Will you transcribe all the entries word for word, skipping the pictures they hold?

▶ _SUPPLIED DATA_:
^^^^^^^^
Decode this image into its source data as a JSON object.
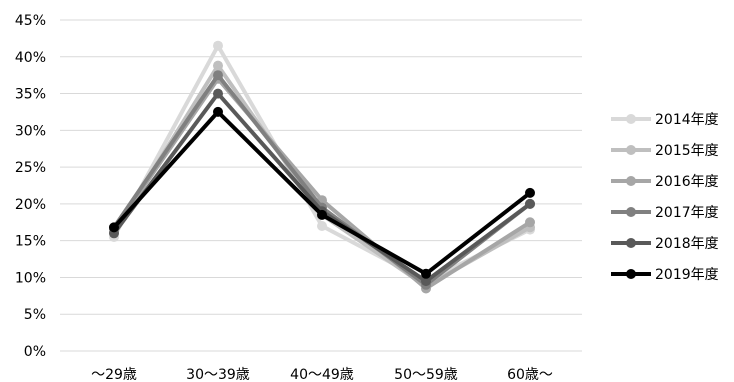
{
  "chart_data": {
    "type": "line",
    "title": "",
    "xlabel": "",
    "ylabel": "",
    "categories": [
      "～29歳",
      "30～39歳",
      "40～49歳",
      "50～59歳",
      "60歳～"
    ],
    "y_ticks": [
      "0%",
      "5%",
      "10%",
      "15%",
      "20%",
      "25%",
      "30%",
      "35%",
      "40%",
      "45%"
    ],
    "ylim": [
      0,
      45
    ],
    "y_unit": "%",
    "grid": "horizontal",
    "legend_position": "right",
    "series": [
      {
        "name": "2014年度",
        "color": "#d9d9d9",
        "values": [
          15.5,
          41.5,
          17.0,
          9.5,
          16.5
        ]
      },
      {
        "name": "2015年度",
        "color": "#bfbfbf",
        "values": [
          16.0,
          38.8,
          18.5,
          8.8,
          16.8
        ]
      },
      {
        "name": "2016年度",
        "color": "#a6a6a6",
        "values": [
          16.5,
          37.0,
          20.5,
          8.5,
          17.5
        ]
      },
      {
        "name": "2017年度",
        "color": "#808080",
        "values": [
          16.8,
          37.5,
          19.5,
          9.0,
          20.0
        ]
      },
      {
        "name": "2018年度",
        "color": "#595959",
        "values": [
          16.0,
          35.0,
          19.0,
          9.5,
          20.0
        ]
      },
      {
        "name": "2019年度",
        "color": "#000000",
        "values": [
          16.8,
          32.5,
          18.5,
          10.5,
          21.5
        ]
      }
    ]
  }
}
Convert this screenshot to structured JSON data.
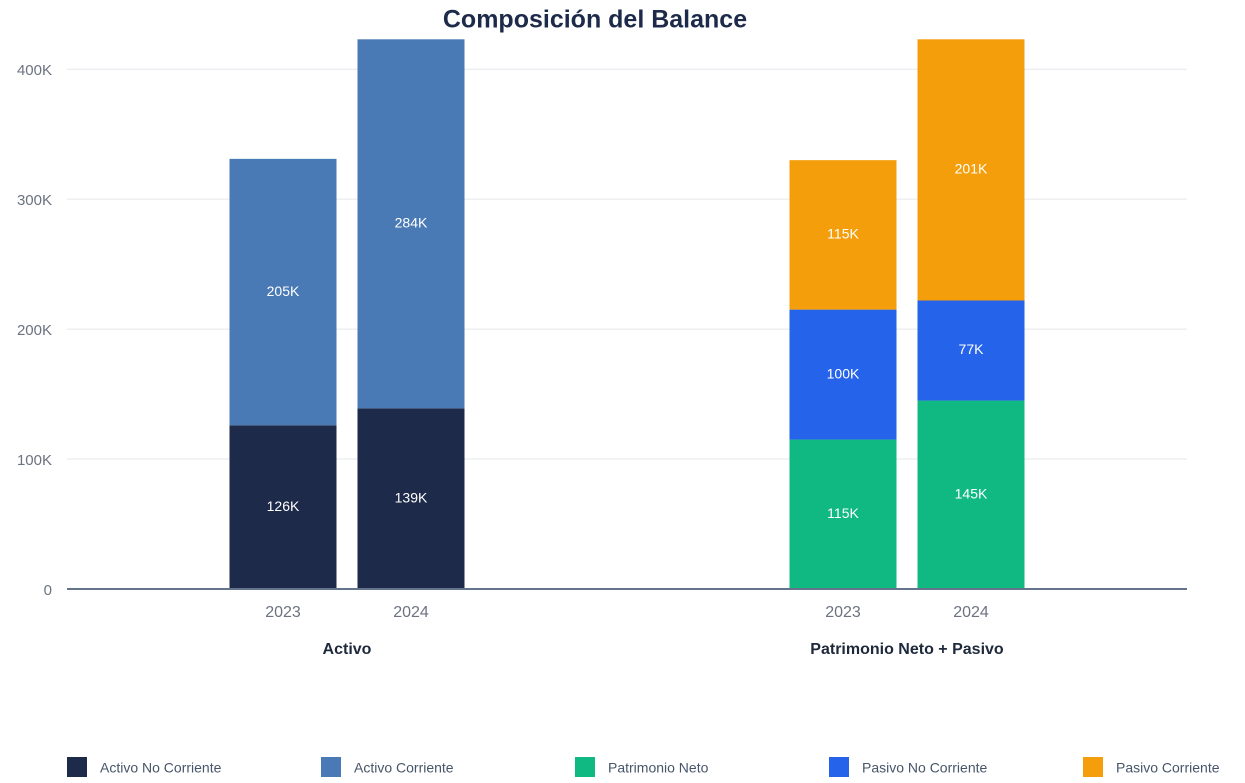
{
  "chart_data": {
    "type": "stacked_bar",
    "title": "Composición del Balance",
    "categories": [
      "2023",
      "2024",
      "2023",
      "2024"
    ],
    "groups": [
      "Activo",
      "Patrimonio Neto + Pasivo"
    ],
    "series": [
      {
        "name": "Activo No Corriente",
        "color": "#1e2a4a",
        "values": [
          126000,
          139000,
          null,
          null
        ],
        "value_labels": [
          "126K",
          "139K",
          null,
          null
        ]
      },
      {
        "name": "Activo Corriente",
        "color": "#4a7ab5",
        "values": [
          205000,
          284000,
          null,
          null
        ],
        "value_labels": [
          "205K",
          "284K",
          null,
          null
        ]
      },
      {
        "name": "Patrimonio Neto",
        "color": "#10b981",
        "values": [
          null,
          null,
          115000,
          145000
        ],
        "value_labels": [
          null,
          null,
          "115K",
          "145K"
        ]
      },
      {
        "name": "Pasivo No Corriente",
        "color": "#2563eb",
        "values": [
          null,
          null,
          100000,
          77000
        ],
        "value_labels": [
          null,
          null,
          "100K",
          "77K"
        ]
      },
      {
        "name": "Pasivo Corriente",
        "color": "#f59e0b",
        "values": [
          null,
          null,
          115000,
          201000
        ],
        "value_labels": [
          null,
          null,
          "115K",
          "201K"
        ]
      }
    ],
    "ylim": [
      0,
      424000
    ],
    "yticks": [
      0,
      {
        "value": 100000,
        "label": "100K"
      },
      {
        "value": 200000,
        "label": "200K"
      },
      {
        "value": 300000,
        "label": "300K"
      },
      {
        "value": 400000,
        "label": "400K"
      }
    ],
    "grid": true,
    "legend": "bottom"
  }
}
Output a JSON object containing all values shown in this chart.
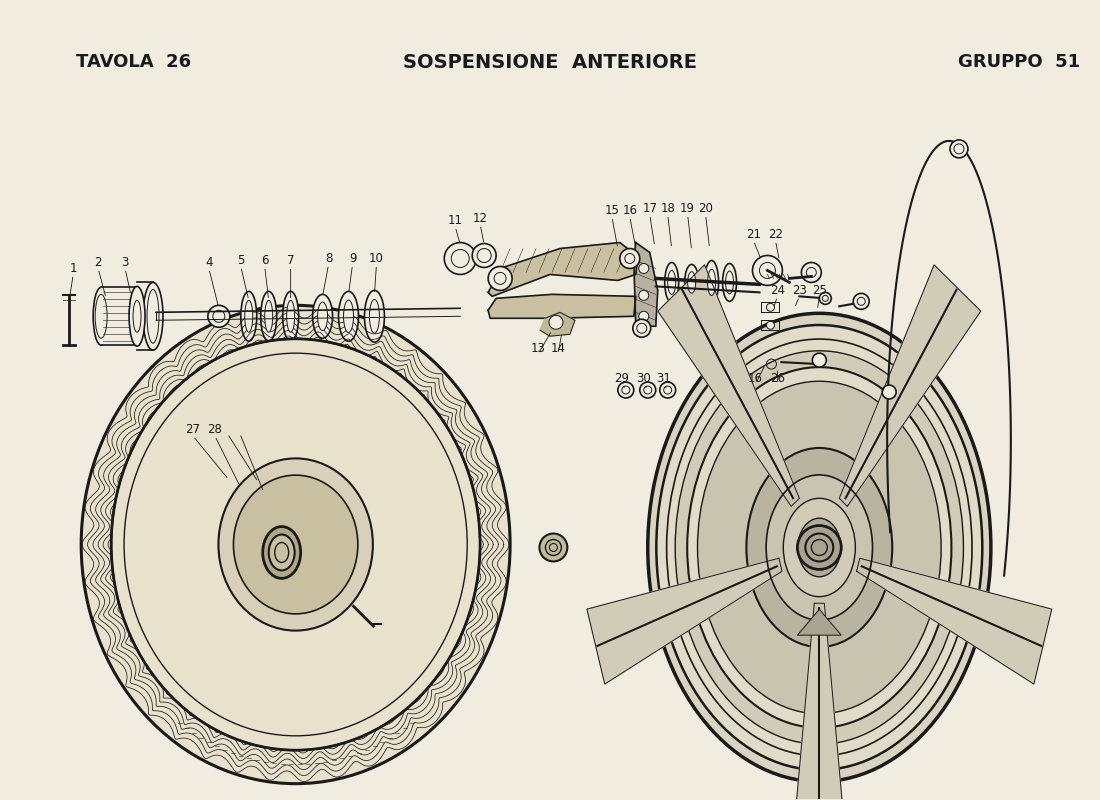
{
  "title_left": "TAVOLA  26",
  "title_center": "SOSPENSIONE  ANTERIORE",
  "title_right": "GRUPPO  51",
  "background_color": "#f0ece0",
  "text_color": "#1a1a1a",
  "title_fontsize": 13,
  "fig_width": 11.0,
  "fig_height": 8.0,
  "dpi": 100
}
^^^^^^^^
▶ _SOLUTION TO THE PROBLEM_:
Decode this image into its source data as a JSON object.
{
  "chart_data": {
    "type": "line",
    "title": "",
    "xlabel": "",
    "ylabel": "",
    "categories": [
      "～29歳",
      "30～39歳",
      "40～49歳",
      "50～59歳",
      "60歳～"
    ],
    "y_ticks": [
      "0%",
      "5%",
      "10%",
      "15%",
      "20%",
      "25%",
      "30%",
      "35%",
      "40%",
      "45%"
    ],
    "ylim": [
      0,
      45
    ],
    "y_unit": "%",
    "grid": "horizontal",
    "legend_position": "right",
    "series": [
      {
        "name": "2014年度",
        "color": "#d9d9d9",
        "values": [
          15.5,
          41.5,
          17.0,
          9.5,
          16.5
        ]
      },
      {
        "name": "2015年度",
        "color": "#bfbfbf",
        "values": [
          16.0,
          38.8,
          18.5,
          8.8,
          16.8
        ]
      },
      {
        "name": "2016年度",
        "color": "#a6a6a6",
        "values": [
          16.5,
          37.0,
          20.5,
          8.5,
          17.5
        ]
      },
      {
        "name": "2017年度",
        "color": "#808080",
        "values": [
          16.8,
          37.5,
          19.5,
          9.0,
          20.0
        ]
      },
      {
        "name": "2018年度",
        "color": "#595959",
        "values": [
          16.0,
          35.0,
          19.0,
          9.5,
          20.0
        ]
      },
      {
        "name": "2019年度",
        "color": "#000000",
        "values": [
          16.8,
          32.5,
          18.5,
          10.5,
          21.5
        ]
      }
    ]
  }
}
Convert this screenshot to structured JSON data.
{
  "chart_data": {
    "type": "stacked_bar",
    "title": "Composición del Balance",
    "categories": [
      "2023",
      "2024",
      "2023",
      "2024"
    ],
    "groups": [
      "Activo",
      "Patrimonio Neto + Pasivo"
    ],
    "series": [
      {
        "name": "Activo No Corriente",
        "color": "#1e2a4a",
        "values": [
          126000,
          139000,
          null,
          null
        ],
        "value_labels": [
          "126K",
          "139K",
          null,
          null
        ]
      },
      {
        "name": "Activo Corriente",
        "color": "#4a7ab5",
        "values": [
          205000,
          284000,
          null,
          null
        ],
        "value_labels": [
          "205K",
          "284K",
          null,
          null
        ]
      },
      {
        "name": "Patrimonio Neto",
        "color": "#10b981",
        "values": [
          null,
          null,
          115000,
          145000
        ],
        "value_labels": [
          null,
          null,
          "115K",
          "145K"
        ]
      },
      {
        "name": "Pasivo No Corriente",
        "color": "#2563eb",
        "values": [
          null,
          null,
          100000,
          77000
        ],
        "value_labels": [
          null,
          null,
          "100K",
          "77K"
        ]
      },
      {
        "name": "Pasivo Corriente",
        "color": "#f59e0b",
        "values": [
          null,
          null,
          115000,
          201000
        ],
        "value_labels": [
          null,
          null,
          "115K",
          "201K"
        ]
      }
    ],
    "ylim": [
      0,
      424000
    ],
    "yticks": [
      0,
      {
        "value": 100000,
        "label": "100K"
      },
      {
        "value": 200000,
        "label": "200K"
      },
      {
        "value": 300000,
        "label": "300K"
      },
      {
        "value": 400000,
        "label": "400K"
      }
    ],
    "grid": true,
    "legend": "bottom"
  }
}
Output a JSON object containing all values shown in this chart.
{
  "title_left": "TAVOLA  26",
  "title_center": "SOSPENSIONE  ANTERIORE",
  "title_right": "GRUPPO  51",
  "background_color": "#f0ece0",
  "text_color": "#1a1a1a",
  "title_fontsize": 13,
  "fig_width": 11.0,
  "fig_height": 8.0,
  "dpi": 100
}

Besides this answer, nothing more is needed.